— start of Data excerpts —
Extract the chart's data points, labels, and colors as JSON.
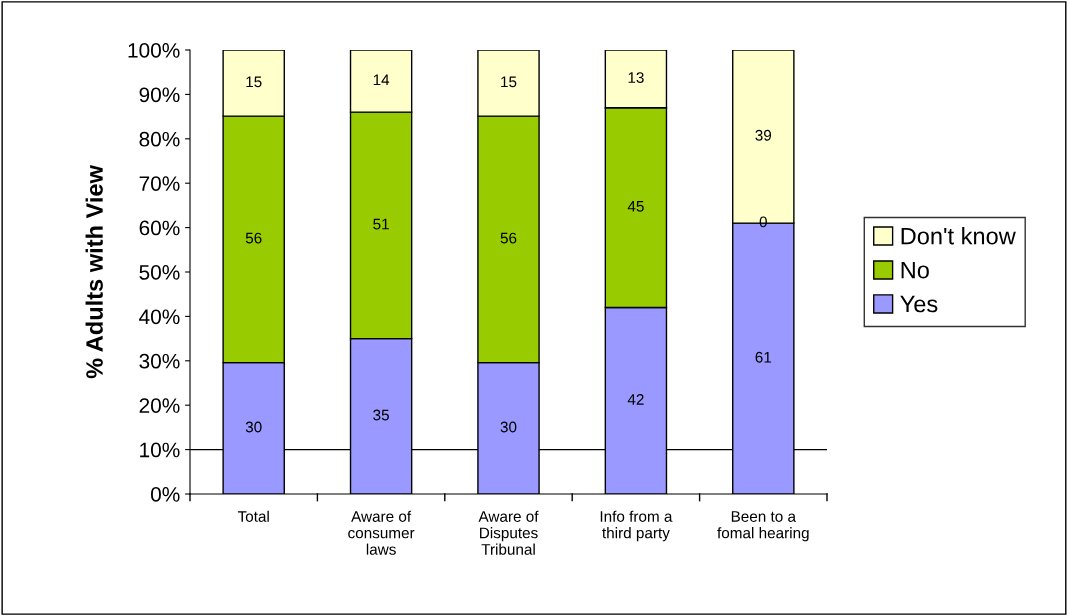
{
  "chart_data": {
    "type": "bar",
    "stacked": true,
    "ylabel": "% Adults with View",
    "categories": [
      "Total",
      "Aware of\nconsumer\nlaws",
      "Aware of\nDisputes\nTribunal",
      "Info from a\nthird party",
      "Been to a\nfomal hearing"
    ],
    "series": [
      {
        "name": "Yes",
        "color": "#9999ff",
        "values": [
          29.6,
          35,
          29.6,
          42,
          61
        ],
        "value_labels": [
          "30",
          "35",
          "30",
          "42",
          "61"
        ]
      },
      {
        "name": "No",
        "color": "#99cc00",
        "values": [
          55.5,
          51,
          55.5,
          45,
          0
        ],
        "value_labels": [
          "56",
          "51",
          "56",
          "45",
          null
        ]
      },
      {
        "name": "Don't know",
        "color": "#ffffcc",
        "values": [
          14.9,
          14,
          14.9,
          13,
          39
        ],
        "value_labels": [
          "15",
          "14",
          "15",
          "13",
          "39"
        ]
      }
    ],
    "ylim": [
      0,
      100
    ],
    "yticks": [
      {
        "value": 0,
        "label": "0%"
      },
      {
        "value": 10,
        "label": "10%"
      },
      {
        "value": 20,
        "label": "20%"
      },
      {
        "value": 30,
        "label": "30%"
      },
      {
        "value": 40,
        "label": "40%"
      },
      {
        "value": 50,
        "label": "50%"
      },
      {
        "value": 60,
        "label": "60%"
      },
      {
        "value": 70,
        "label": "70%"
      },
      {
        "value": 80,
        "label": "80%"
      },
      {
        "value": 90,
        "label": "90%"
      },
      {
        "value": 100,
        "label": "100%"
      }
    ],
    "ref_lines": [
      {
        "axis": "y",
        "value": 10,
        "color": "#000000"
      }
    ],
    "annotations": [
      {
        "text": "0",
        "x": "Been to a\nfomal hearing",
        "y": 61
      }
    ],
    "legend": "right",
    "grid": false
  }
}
— end of Data excerpts —
— start of Data excerpts —
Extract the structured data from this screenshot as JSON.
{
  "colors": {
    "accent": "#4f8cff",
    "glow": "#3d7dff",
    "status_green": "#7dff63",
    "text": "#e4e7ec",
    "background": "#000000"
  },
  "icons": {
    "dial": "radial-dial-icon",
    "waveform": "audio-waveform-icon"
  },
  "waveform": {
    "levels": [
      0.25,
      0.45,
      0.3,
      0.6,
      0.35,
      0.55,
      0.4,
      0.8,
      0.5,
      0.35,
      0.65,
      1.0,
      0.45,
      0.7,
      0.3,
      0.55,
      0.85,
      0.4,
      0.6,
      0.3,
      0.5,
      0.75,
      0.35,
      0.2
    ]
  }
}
— end of Data excerpts —
§ **Your task**: Select and copy each line from the data that includes the word "Extract".

§ **Solution for this exercise**:
Extract the chart's data points, labels, and colors as JSON.
Extract the structured data from this screenshot as JSON.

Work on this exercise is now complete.